§ **Short task**
Copy each line exactly. Drop every picture.

§ **Task input**
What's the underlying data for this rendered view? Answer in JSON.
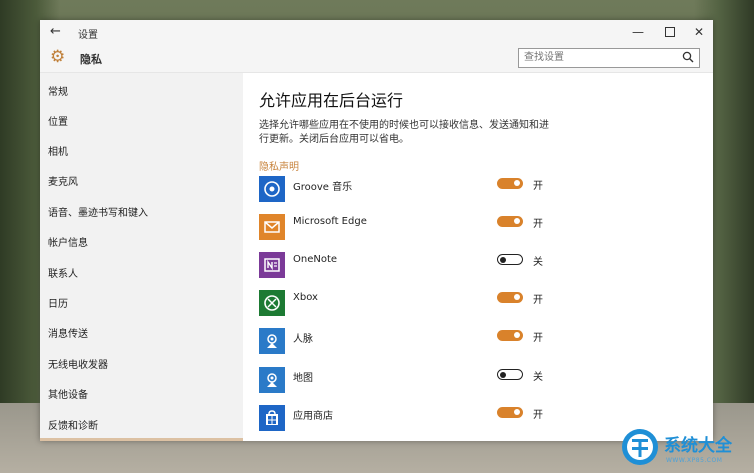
{
  "window": {
    "title": "设置",
    "back_glyph": "←",
    "min_glyph": "—",
    "close_glyph": "✕"
  },
  "header": {
    "title": "隐私",
    "search_placeholder": "查找设置"
  },
  "sidebar": {
    "items": [
      {
        "label": "常规"
      },
      {
        "label": "位置"
      },
      {
        "label": "相机"
      },
      {
        "label": "麦克风"
      },
      {
        "label": "语音、墨迹书写和键入"
      },
      {
        "label": "帐户信息"
      },
      {
        "label": "联系人"
      },
      {
        "label": "日历"
      },
      {
        "label": "消息传送"
      },
      {
        "label": "无线电收发器"
      },
      {
        "label": "其他设备"
      },
      {
        "label": "反馈和诊断"
      }
    ]
  },
  "main": {
    "title": "允许应用在后台运行",
    "description": "选择允许哪些应用在不使用的时候也可以接收信息、发送通知和进行更新。关闭后台应用可以省电。",
    "privacy_link": "隐私声明",
    "apps": [
      {
        "name": "Groove 音乐",
        "state": "开",
        "on": true,
        "tile_color": "#1e66c6",
        "icon": "music-icon"
      },
      {
        "name": "Microsoft Edge",
        "state": "开",
        "on": true,
        "tile_color": "#e0852a",
        "icon": "mail-icon"
      },
      {
        "name": "OneNote",
        "state": "关",
        "on": false,
        "tile_color": "#7b3a98",
        "icon": "onenote-icon"
      },
      {
        "name": "Xbox",
        "state": "开",
        "on": true,
        "tile_color": "#1d7a33",
        "icon": "xbox-icon"
      },
      {
        "name": "人脉",
        "state": "开",
        "on": true,
        "tile_color": "#2a7ac8",
        "icon": "people-icon"
      },
      {
        "name": "地图",
        "state": "关",
        "on": false,
        "tile_color": "#2a7ac8",
        "icon": "maps-icon"
      },
      {
        "name": "应用商店",
        "state": "开",
        "on": true,
        "tile_color": "#1e66c6",
        "icon": "store-icon"
      }
    ]
  },
  "colors": {
    "accent": "#d9822b",
    "link": "#c8843e"
  },
  "watermark": {
    "text": "系统大全",
    "sub": "WWW.XP85.COM"
  }
}
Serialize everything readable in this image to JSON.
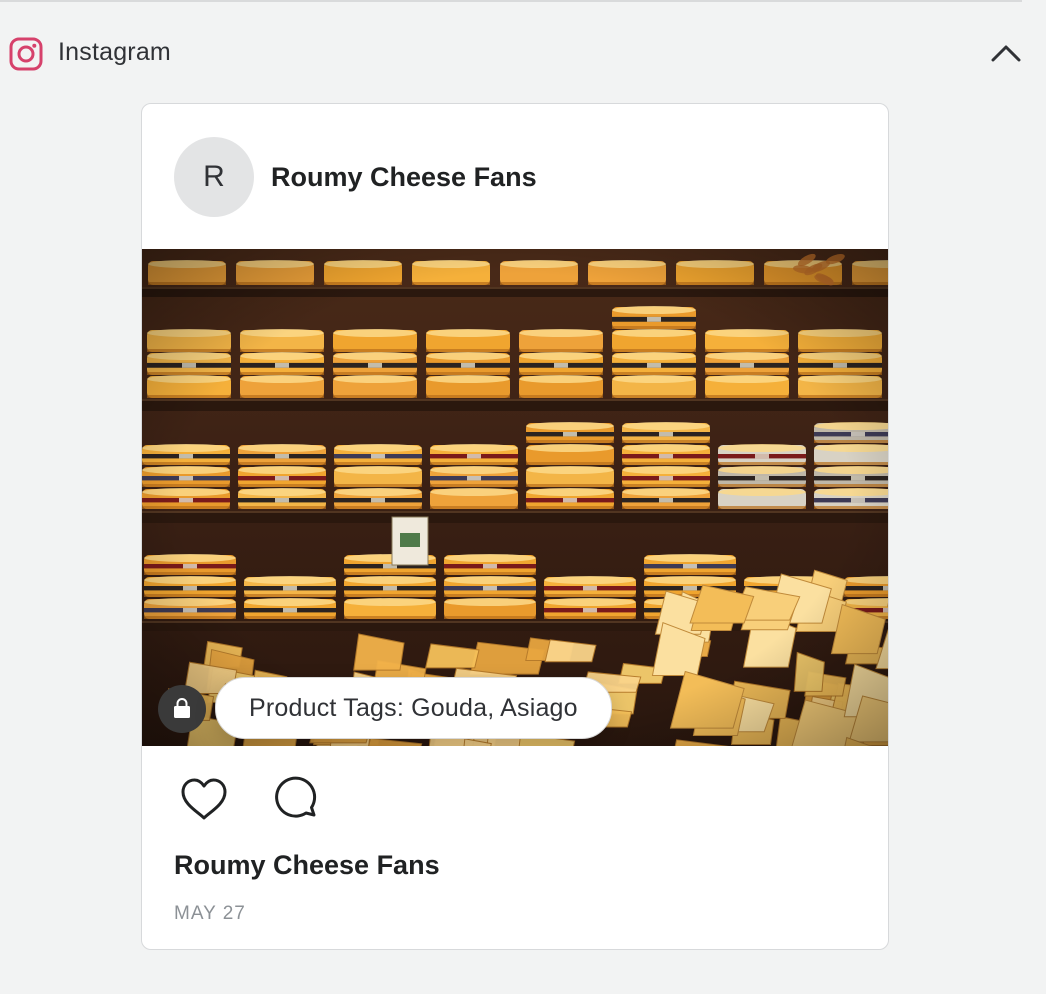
{
  "section": {
    "title": "Instagram",
    "icon": "instagram-icon",
    "collapse_icon": "chevron-up-icon",
    "brand_color": "#d6416b"
  },
  "post": {
    "avatar_initial": "R",
    "account_name": "Roumy Cheese Fans",
    "image_icon": "shopping-bag-icon",
    "product_tags": "Product Tags: Gouda, Asiago",
    "like_icon": "heart-icon",
    "comment_icon": "comment-icon",
    "footer_account_name": "Roumy Cheese Fans",
    "date": "MAY 27"
  }
}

§ **Task result**
What's the underlying data for this rendered view? Answer in JSON.
{
  "window": {
    "title": "设置",
    "back_glyph": "←",
    "min_glyph": "—",
    "close_glyph": "✕"
  },
  "header": {
    "title": "隐私",
    "search_placeholder": "查找设置"
  },
  "sidebar": {
    "items": [
      {
        "label": "常规"
      },
      {
        "label": "位置"
      },
      {
        "label": "相机"
      },
      {
        "label": "麦克风"
      },
      {
        "label": "语音、墨迹书写和键入"
      },
      {
        "label": "帐户信息"
      },
      {
        "label": "联系人"
      },
      {
        "label": "日历"
      },
      {
        "label": "消息传送"
      },
      {
        "label": "无线电收发器"
      },
      {
        "label": "其他设备"
      },
      {
        "label": "反馈和诊断"
      }
    ]
  },
  "main": {
    "title": "允许应用在后台运行",
    "description": "选择允许哪些应用在不使用的时候也可以接收信息、发送通知和进行更新。关闭后台应用可以省电。",
    "privacy_link": "隐私声明",
    "apps": [
      {
        "name": "Groove 音乐",
        "state": "开",
        "on": true,
        "tile_color": "#1e66c6",
        "icon": "music-icon"
      },
      {
        "name": "Microsoft Edge",
        "state": "开",
        "on": true,
        "tile_color": "#e0852a",
        "icon": "mail-icon"
      },
      {
        "name": "OneNote",
        "state": "关",
        "on": false,
        "tile_color": "#7b3a98",
        "icon": "onenote-icon"
      },
      {
        "name": "Xbox",
        "state": "开",
        "on": true,
        "tile_color": "#1d7a33",
        "icon": "xbox-icon"
      },
      {
        "name": "人脉",
        "state": "开",
        "on": true,
        "tile_color": "#2a7ac8",
        "icon": "people-icon"
      },
      {
        "name": "地图",
        "state": "关",
        "on": false,
        "tile_color": "#2a7ac8",
        "icon": "maps-icon"
      },
      {
        "name": "应用商店",
        "state": "开",
        "on": true,
        "tile_color": "#1e66c6",
        "icon": "store-icon"
      }
    ]
  },
  "colors": {
    "accent": "#d9822b",
    "link": "#c8843e"
  },
  "watermark": {
    "text": "系统大全",
    "sub": "WWW.XP85.COM"
  }
}
Serialize everything readable in this image to JSON.
{
  "section": {
    "title": "Instagram",
    "icon": "instagram-icon",
    "collapse_icon": "chevron-up-icon",
    "brand_color": "#d6416b"
  },
  "post": {
    "avatar_initial": "R",
    "account_name": "Roumy Cheese Fans",
    "image_icon": "shopping-bag-icon",
    "product_tags": "Product Tags: Gouda, Asiago",
    "like_icon": "heart-icon",
    "comment_icon": "comment-icon",
    "footer_account_name": "Roumy Cheese Fans",
    "date": "MAY 27"
  }
}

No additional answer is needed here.